(Stored data entries)

>>>

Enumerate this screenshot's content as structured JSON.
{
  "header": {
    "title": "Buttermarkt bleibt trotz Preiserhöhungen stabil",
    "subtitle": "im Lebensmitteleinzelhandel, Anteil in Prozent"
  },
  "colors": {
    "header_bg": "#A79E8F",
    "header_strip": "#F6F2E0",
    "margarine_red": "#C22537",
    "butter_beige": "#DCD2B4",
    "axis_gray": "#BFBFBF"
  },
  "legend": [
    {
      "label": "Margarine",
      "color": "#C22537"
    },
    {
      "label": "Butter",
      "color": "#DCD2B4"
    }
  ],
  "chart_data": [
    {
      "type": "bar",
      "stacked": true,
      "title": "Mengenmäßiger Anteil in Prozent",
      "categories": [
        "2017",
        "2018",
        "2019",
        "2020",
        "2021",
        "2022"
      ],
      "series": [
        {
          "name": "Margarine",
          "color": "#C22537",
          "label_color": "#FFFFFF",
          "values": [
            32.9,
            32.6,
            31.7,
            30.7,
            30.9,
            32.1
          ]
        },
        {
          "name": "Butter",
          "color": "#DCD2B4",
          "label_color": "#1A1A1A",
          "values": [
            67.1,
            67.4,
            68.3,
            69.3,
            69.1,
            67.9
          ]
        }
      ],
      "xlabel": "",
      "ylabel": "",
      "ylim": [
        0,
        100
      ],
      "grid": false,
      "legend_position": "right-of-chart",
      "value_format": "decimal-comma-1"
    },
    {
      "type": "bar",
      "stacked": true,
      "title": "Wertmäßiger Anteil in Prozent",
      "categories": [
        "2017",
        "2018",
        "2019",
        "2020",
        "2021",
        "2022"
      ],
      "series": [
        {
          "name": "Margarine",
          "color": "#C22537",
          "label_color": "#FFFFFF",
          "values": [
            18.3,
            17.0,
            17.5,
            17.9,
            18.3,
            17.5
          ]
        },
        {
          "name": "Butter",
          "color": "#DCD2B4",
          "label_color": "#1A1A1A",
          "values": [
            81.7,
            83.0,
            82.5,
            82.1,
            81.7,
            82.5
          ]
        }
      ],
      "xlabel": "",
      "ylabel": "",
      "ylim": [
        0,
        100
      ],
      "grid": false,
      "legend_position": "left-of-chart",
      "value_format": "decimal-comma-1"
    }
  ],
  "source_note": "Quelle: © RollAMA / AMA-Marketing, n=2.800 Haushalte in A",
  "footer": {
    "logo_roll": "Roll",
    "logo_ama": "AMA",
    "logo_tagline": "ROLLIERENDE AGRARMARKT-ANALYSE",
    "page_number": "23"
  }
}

<<<

REQUIREMENT :: Give every line of the material again, exactly as it reads.

PROBLEM SOLUTION ::
Enumerate this screenshot's content as structured JSON.
{
  "header": {
    "title": "Buttermarkt bleibt trotz Preiserhöhungen stabil",
    "subtitle": "im Lebensmitteleinzelhandel, Anteil in Prozent"
  },
  "colors": {
    "header_bg": "#A79E8F",
    "header_strip": "#F6F2E0",
    "margarine_red": "#C22537",
    "butter_beige": "#DCD2B4",
    "axis_gray": "#BFBFBF"
  },
  "legend": [
    {
      "label": "Margarine",
      "color": "#C22537"
    },
    {
      "label": "Butter",
      "color": "#DCD2B4"
    }
  ],
  "chart_data": [
    {
      "type": "bar",
      "stacked": true,
      "title": "Mengenmäßiger Anteil in Prozent",
      "categories": [
        "2017",
        "2018",
        "2019",
        "2020",
        "2021",
        "2022"
      ],
      "series": [
        {
          "name": "Margarine",
          "color": "#C22537",
          "label_color": "#FFFFFF",
          "values": [
            32.9,
            32.6,
            31.7,
            30.7,
            30.9,
            32.1
          ]
        },
        {
          "name": "Butter",
          "color": "#DCD2B4",
          "label_color": "#1A1A1A",
          "values": [
            67.1,
            67.4,
            68.3,
            69.3,
            69.1,
            67.9
          ]
        }
      ],
      "xlabel": "",
      "ylabel": "",
      "ylim": [
        0,
        100
      ],
      "grid": false,
      "legend_position": "right-of-chart",
      "value_format": "decimal-comma-1"
    },
    {
      "type": "bar",
      "stacked": true,
      "title": "Wertmäßiger Anteil in Prozent",
      "categories": [
        "2017",
        "2018",
        "2019",
        "2020",
        "2021",
        "2022"
      ],
      "series": [
        {
          "name": "Margarine",
          "color": "#C22537",
          "label_color": "#FFFFFF",
          "values": [
            18.3,
            17.0,
            17.5,
            17.9,
            18.3,
            17.5
          ]
        },
        {
          "name": "Butter",
          "color": "#DCD2B4",
          "label_color": "#1A1A1A",
          "values": [
            81.7,
            83.0,
            82.5,
            82.1,
            81.7,
            82.5
          ]
        }
      ],
      "xlabel": "",
      "ylabel": "",
      "ylim": [
        0,
        100
      ],
      "grid": false,
      "legend_position": "left-of-chart",
      "value_format": "decimal-comma-1"
    }
  ],
  "source_note": "Quelle: © RollAMA / AMA-Marketing, n=2.800 Haushalte in A",
  "footer": {
    "logo_roll": "Roll",
    "logo_ama": "AMA",
    "logo_tagline": "ROLLIERENDE AGRARMARKT-ANALYSE",
    "page_number": "23"
  }
}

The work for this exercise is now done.